-- Direction --
Copy the records below exactly, omitting any pictures they contain.

-- Exercise data --
— Start —
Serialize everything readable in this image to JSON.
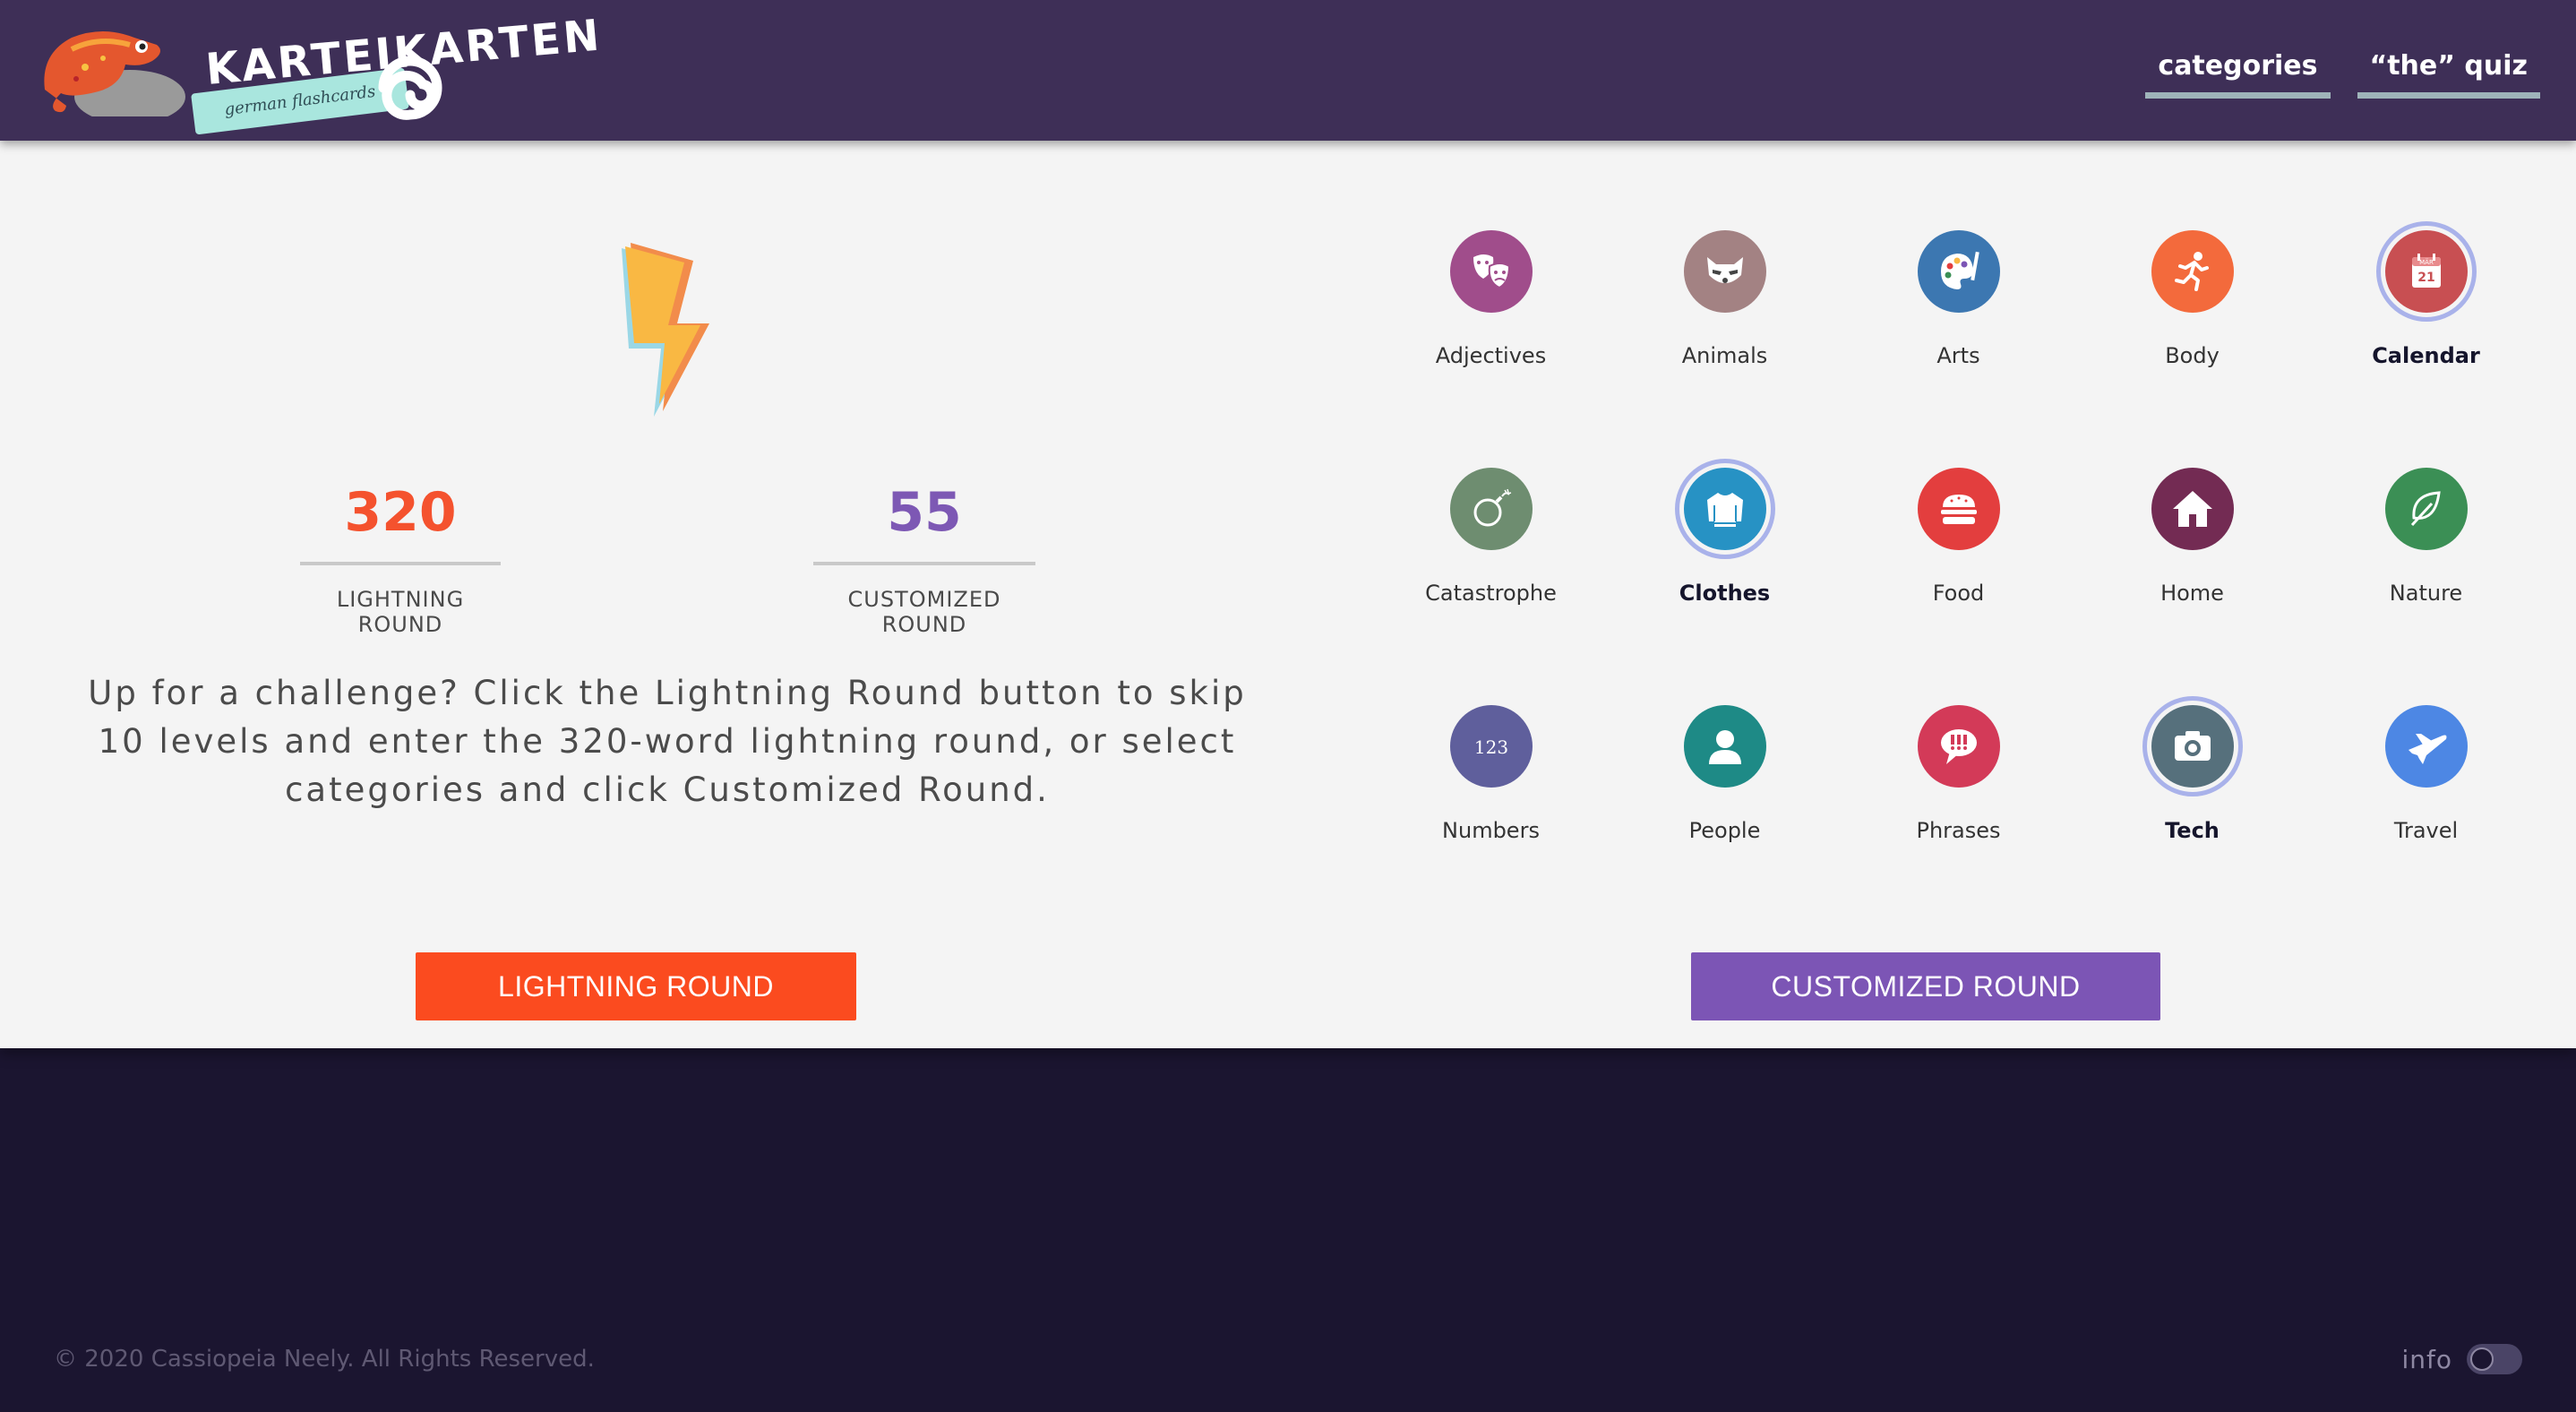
{
  "header": {
    "logo_title": "KARTEIKARTEN",
    "logo_subtitle": "german flashcards",
    "nav": [
      {
        "label": "categories"
      },
      {
        "label": "“the” quiz"
      }
    ]
  },
  "stats": {
    "lightning": {
      "value": "320",
      "label": "LIGHTNING ROUND"
    },
    "customized": {
      "value": "55",
      "label": "CUSTOMIZED ROUND"
    }
  },
  "description": "Up for a challenge? Click the Lightning Round button to skip 10 levels and enter the 320-word lightning round, or select categories and click Customized Round.",
  "buttons": {
    "lightning": "LIGHTNING ROUND",
    "customized": "CUSTOMIZED ROUND"
  },
  "categories": [
    {
      "label": "Adjectives",
      "color": "#a04d8b",
      "icon": "theater-masks-icon",
      "selected": false
    },
    {
      "label": "Animals",
      "color": "#a38283",
      "icon": "raccoon-icon",
      "selected": false
    },
    {
      "label": "Arts",
      "color": "#3c77b1",
      "icon": "palette-icon",
      "selected": false
    },
    {
      "label": "Body",
      "color": "#f36a3c",
      "icon": "running-person-icon",
      "selected": false
    },
    {
      "label": "Calendar",
      "color": "#c84f52",
      "icon": "calendar-icon",
      "selected": true,
      "icon_text": "MÄR",
      "icon_day": "21"
    },
    {
      "label": "Catastrophe",
      "color": "#6e8d70",
      "icon": "bomb-icon",
      "selected": false
    },
    {
      "label": "Clothes",
      "color": "#2792c4",
      "icon": "sweater-icon",
      "selected": true
    },
    {
      "label": "Food",
      "color": "#e33e3e",
      "icon": "burger-icon",
      "selected": false
    },
    {
      "label": "Home",
      "color": "#732b53",
      "icon": "house-icon",
      "selected": false
    },
    {
      "label": "Nature",
      "color": "#3b8f55",
      "icon": "leaf-icon",
      "selected": false
    },
    {
      "label": "Numbers",
      "color": "#5f5f9c",
      "icon": "numbers-icon",
      "selected": false,
      "icon_text": "123"
    },
    {
      "label": "People",
      "color": "#1e8a86",
      "icon": "person-icon",
      "selected": false
    },
    {
      "label": "Phrases",
      "color": "#d33a58",
      "icon": "speech-bubble-icon",
      "selected": false
    },
    {
      "label": "Tech",
      "color": "#56707c",
      "icon": "camera-icon",
      "selected": true
    },
    {
      "label": "Travel",
      "color": "#4d87e4",
      "icon": "airplane-icon",
      "selected": false
    }
  ],
  "footer": {
    "copyright": "© 2020 Cassiopeia Neely. All Rights Reserved.",
    "info_label": "info"
  }
}
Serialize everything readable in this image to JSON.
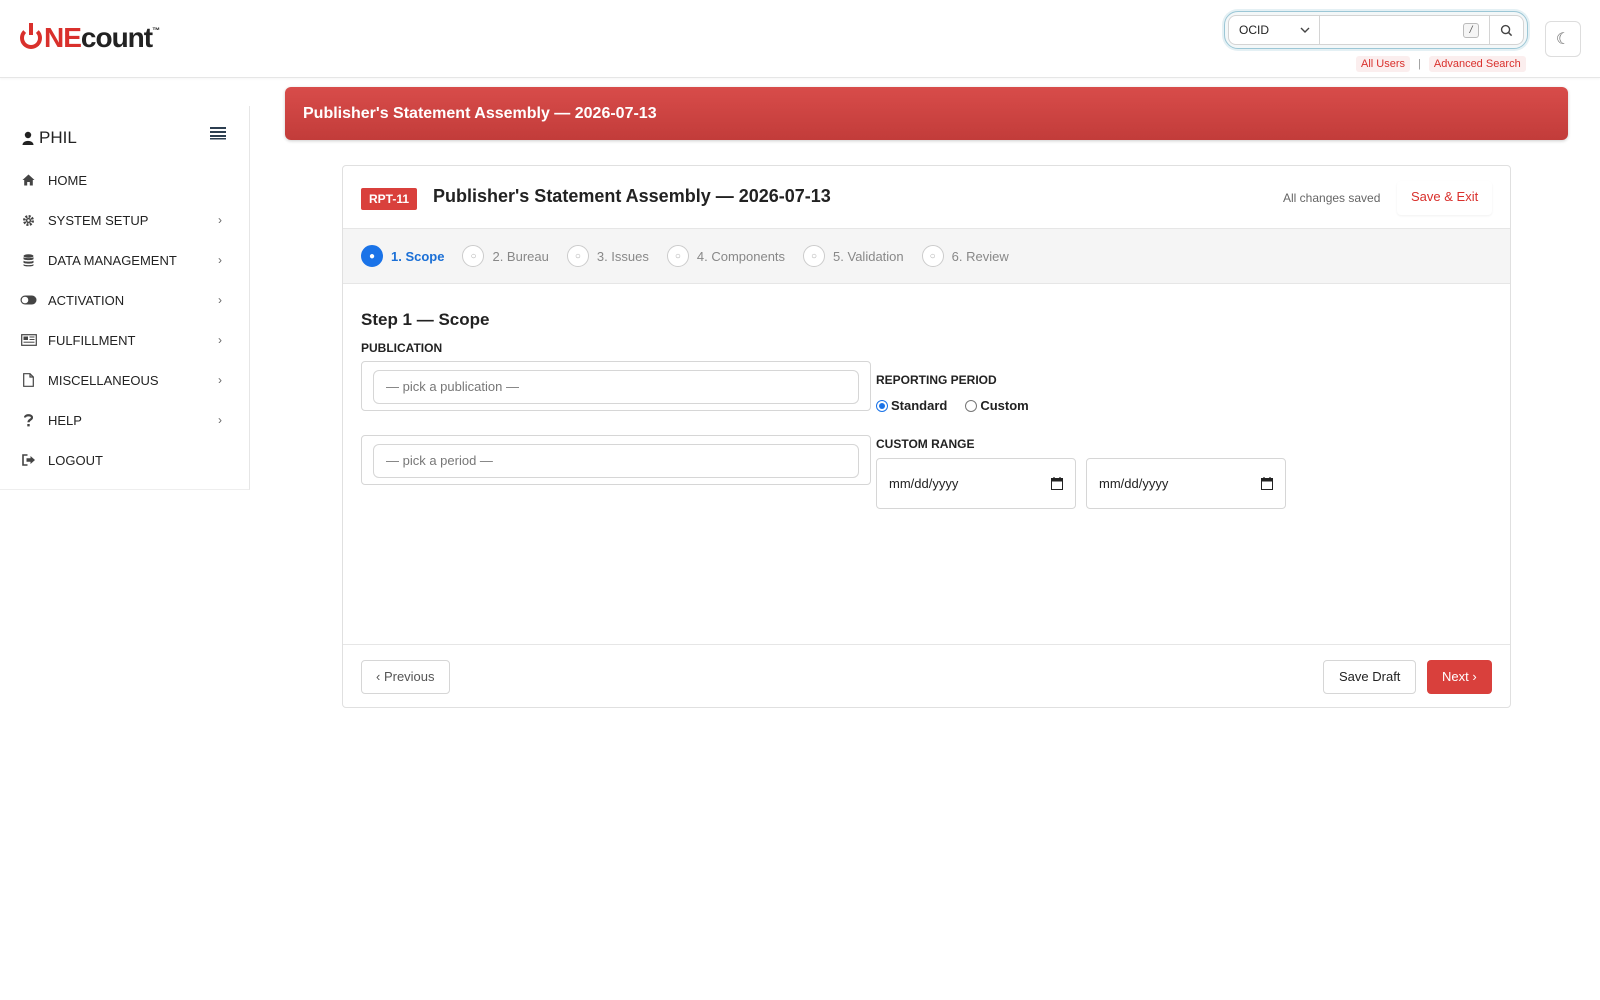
{
  "header": {
    "logo": {
      "prefix": "",
      "ne": "NE",
      "count": "count",
      "tm": "™"
    },
    "search": {
      "type_selected": "OCID",
      "input_value": "",
      "shortcut_hint": "/",
      "links": {
        "all_users": "All Users",
        "separator": "|",
        "advanced_search": "Advanced Search"
      }
    },
    "theme_toggle_icon": "☾"
  },
  "sidebar": {
    "user_name": "PHIL",
    "items": [
      {
        "label": "HOME",
        "icon": "home-icon",
        "has_submenu": false
      },
      {
        "label": "SYSTEM SETUP",
        "icon": "gear-icon",
        "has_submenu": true
      },
      {
        "label": "DATA MANAGEMENT",
        "icon": "database-icon",
        "has_submenu": true
      },
      {
        "label": "ACTIVATION",
        "icon": "toggle-icon",
        "has_submenu": true
      },
      {
        "label": "FULFILLMENT",
        "icon": "newspaper-icon",
        "has_submenu": true
      },
      {
        "label": "MISCELLANEOUS",
        "icon": "file-icon",
        "has_submenu": true
      },
      {
        "label": "HELP",
        "icon": "question-icon",
        "has_submenu": true
      },
      {
        "label": "LOGOUT",
        "icon": "logout-icon",
        "has_submenu": false
      }
    ],
    "submenu_arrow": "›"
  },
  "banner": {
    "title": "Publisher's Statement Assembly — 2026-07-13"
  },
  "wizard": {
    "badge": "RPT-11",
    "title": "Publisher's Statement Assembly — 2026-07-13",
    "save_status": "All changes saved",
    "save_exit_label": "Save & Exit",
    "steps": [
      {
        "label": "1. Scope",
        "active": true,
        "dot": "●"
      },
      {
        "label": "2. Bureau",
        "active": false,
        "dot": "○"
      },
      {
        "label": "3. Issues",
        "active": false,
        "dot": "○"
      },
      {
        "label": "4. Components",
        "active": false,
        "dot": "○"
      },
      {
        "label": "5. Validation",
        "active": false,
        "dot": "○"
      },
      {
        "label": "6. Review",
        "active": false,
        "dot": "○"
      }
    ],
    "step_title": "Step 1 — Scope",
    "publication": {
      "label": "PUBLICATION",
      "placeholder": "— pick a publication —"
    },
    "period": {
      "placeholder": "— pick a period —"
    },
    "reporting_period": {
      "label": "REPORTING PERIOD",
      "options": [
        {
          "label": "Standard",
          "checked": true
        },
        {
          "label": "Custom",
          "checked": false
        }
      ]
    },
    "custom_range": {
      "label": "CUSTOM RANGE",
      "start_placeholder": "mm/dd/yyyy",
      "end_placeholder": "mm/dd/yyyy"
    },
    "footer": {
      "previous_label": "‹ Previous",
      "save_draft_label": "Save Draft",
      "next_label": "Next ›"
    }
  },
  "colors": {
    "brand_red": "#d9302c",
    "active_blue": "#1a73e8"
  }
}
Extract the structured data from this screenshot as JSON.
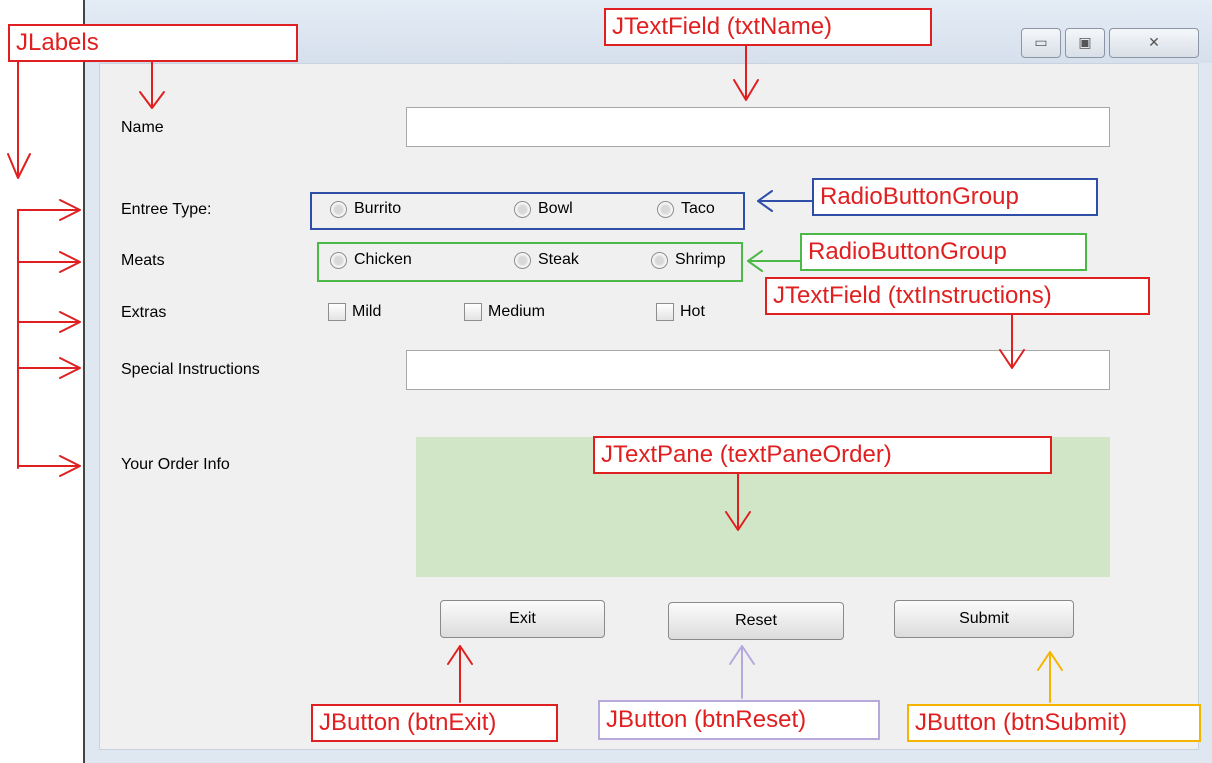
— End —
-- Answer to the problem --
Serialize everything readable in this image to JSON.
{
  "header": {
    "logo_title": "KARTEIKARTEN",
    "logo_subtitle": "german flashcards",
    "nav": [
      {
        "label": "categories"
      },
      {
        "label": "“the” quiz"
      }
    ]
  },
  "stats": {
    "lightning": {
      "value": "320",
      "label": "LIGHTNING ROUND"
    },
    "customized": {
      "value": "55",
      "label": "CUSTOMIZED ROUND"
    }
  },
  "description": "Up for a challenge? Click the Lightning Round button to skip 10 levels and enter the 320-word lightning round, or select categories and click Customized Round.",
  "buttons": {
    "lightning": "LIGHTNING ROUND",
    "customized": "CUSTOMIZED ROUND"
  },
  "categories": [
    {
      "label": "Adjectives",
      "color": "#a04d8b",
      "icon": "theater-masks-icon",
      "selected": false
    },
    {
      "label": "Animals",
      "color": "#a38283",
      "icon": "raccoon-icon",
      "selected": false
    },
    {
      "label": "Arts",
      "color": "#3c77b1",
      "icon": "palette-icon",
      "selected": false
    },
    {
      "label": "Body",
      "color": "#f36a3c",
      "icon": "running-person-icon",
      "selected": false
    },
    {
      "label": "Calendar",
      "color": "#c84f52",
      "icon": "calendar-icon",
      "selected": true,
      "icon_text": "MÄR",
      "icon_day": "21"
    },
    {
      "label": "Catastrophe",
      "color": "#6e8d70",
      "icon": "bomb-icon",
      "selected": false
    },
    {
      "label": "Clothes",
      "color": "#2792c4",
      "icon": "sweater-icon",
      "selected": true
    },
    {
      "label": "Food",
      "color": "#e33e3e",
      "icon": "burger-icon",
      "selected": false
    },
    {
      "label": "Home",
      "color": "#732b53",
      "icon": "house-icon",
      "selected": false
    },
    {
      "label": "Nature",
      "color": "#3b8f55",
      "icon": "leaf-icon",
      "selected": false
    },
    {
      "label": "Numbers",
      "color": "#5f5f9c",
      "icon": "numbers-icon",
      "selected": false,
      "icon_text": "123"
    },
    {
      "label": "People",
      "color": "#1e8a86",
      "icon": "person-icon",
      "selected": false
    },
    {
      "label": "Phrases",
      "color": "#d33a58",
      "icon": "speech-bubble-icon",
      "selected": false
    },
    {
      "label": "Tech",
      "color": "#56707c",
      "icon": "camera-icon",
      "selected": true
    },
    {
      "label": "Travel",
      "color": "#4d87e4",
      "icon": "airplane-icon",
      "selected": false
    }
  ],
  "footer": {
    "copyright": "© 2020 Cassiopeia Neely. All Rights Reserved.",
    "info_label": "info"
  }
}
Serialize everything readable in this image to JSON.
{
  "header": {
    "logo": {
      "prefix": "",
      "ne": "NE",
      "count": "count",
      "tm": "™"
    },
    "search": {
      "type_selected": "OCID",
      "input_value": "",
      "shortcut_hint": "/",
      "links": {
        "all_users": "All Users",
        "separator": "|",
        "advanced_search": "Advanced Search"
      }
    },
    "theme_toggle_icon": "☾"
  },
  "sidebar": {
    "user_name": "PHIL",
    "items": [
      {
        "label": "HOME",
        "icon": "home-icon",
        "has_submenu": false
      },
      {
        "label": "SYSTEM SETUP",
        "icon": "gear-icon",
        "has_submenu": true
      },
      {
        "label": "DATA MANAGEMENT",
        "icon": "database-icon",
        "has_submenu": true
      },
      {
        "label": "ACTIVATION",
        "icon": "toggle-icon",
        "has_submenu": true
      },
      {
        "label": "FULFILLMENT",
        "icon": "newspaper-icon",
        "has_submenu": true
      },
      {
        "label": "MISCELLANEOUS",
        "icon": "file-icon",
        "has_submenu": true
      },
      {
        "label": "HELP",
        "icon": "question-icon",
        "has_submenu": true
      },
      {
        "label": "LOGOUT",
        "icon": "logout-icon",
        "has_submenu": false
      }
    ],
    "submenu_arrow": "›"
  },
  "banner": {
    "title": "Publisher's Statement Assembly — 2026-07-13"
  },
  "wizard": {
    "badge": "RPT-11",
    "title": "Publisher's Statement Assembly — 2026-07-13",
    "save_status": "All changes saved",
    "save_exit_label": "Save & Exit",
    "steps": [
      {
        "label": "1. Scope",
        "active": true,
        "dot": "●"
      },
      {
        "label": "2. Bureau",
        "active": false,
        "dot": "○"
      },
      {
        "label": "3. Issues",
        "active": false,
        "dot": "○"
      },
      {
        "label": "4. Components",
        "active": false,
        "dot": "○"
      },
      {
        "label": "5. Validation",
        "active": false,
        "dot": "○"
      },
      {
        "label": "6. Review",
        "active": false,
        "dot": "○"
      }
    ],
    "step_title": "Step 1 — Scope",
    "publication": {
      "label": "PUBLICATION",
      "placeholder": "— pick a publication —"
    },
    "period": {
      "placeholder": "— pick a period —"
    },
    "reporting_period": {
      "label": "REPORTING PERIOD",
      "options": [
        {
          "label": "Standard",
          "checked": true
        },
        {
          "label": "Custom",
          "checked": false
        }
      ]
    },
    "custom_range": {
      "label": "CUSTOM RANGE",
      "start_placeholder": "mm/dd/yyyy",
      "end_placeholder": "mm/dd/yyyy"
    },
    "footer": {
      "previous_label": "‹ Previous",
      "save_draft_label": "Save Draft",
      "next_label": "Next ›"
    }
  },
  "colors": {
    "brand_red": "#d9302c",
    "active_blue": "#1a73e8"
  }
}
Extract the structured data from this screenshot as JSON.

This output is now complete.